(Exercise description):
Copy each line below in which the string "will" occurs.

Records from a dataset:
—————
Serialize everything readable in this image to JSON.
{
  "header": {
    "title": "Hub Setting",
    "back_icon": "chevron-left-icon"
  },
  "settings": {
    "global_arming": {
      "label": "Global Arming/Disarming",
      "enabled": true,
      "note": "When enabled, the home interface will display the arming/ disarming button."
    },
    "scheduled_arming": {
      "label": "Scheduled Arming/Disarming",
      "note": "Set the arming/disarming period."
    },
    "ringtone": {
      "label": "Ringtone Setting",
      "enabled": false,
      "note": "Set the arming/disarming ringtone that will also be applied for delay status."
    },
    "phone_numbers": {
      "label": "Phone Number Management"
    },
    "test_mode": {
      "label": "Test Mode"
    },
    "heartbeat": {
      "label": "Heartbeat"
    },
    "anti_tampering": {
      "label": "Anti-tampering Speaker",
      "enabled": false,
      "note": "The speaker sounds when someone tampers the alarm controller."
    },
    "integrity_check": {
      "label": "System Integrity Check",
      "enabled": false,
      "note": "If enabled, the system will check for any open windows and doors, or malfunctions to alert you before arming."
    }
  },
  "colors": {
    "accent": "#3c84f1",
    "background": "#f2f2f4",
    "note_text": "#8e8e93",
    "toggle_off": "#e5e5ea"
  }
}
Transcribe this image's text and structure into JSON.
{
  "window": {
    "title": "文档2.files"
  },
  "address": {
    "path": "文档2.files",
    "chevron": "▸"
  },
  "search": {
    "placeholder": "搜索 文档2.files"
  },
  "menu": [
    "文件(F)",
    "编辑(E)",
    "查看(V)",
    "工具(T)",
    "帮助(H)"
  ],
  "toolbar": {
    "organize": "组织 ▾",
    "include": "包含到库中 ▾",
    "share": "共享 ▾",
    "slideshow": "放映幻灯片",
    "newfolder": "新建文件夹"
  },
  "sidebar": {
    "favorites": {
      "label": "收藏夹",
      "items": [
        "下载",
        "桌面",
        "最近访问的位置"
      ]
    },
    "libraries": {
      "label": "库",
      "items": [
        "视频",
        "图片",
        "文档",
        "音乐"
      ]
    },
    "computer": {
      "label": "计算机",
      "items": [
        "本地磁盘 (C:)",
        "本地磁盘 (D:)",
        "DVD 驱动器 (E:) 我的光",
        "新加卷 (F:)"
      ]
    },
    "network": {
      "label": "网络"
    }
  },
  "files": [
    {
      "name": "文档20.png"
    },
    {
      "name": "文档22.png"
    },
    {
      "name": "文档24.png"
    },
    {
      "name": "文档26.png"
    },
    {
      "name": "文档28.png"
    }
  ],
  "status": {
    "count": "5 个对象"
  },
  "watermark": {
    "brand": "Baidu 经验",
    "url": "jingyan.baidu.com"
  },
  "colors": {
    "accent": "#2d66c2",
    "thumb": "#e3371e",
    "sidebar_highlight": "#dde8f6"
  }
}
—————
(Output):
      "note": "When enabled, the home interface will display the arming/ disarming button."
      "note": "Set the arming/disarming ringtone that will also be applied for delay status."
      "note": "If enabled, the system will check for any open windows and doors, or malfunctions to alert you before arming."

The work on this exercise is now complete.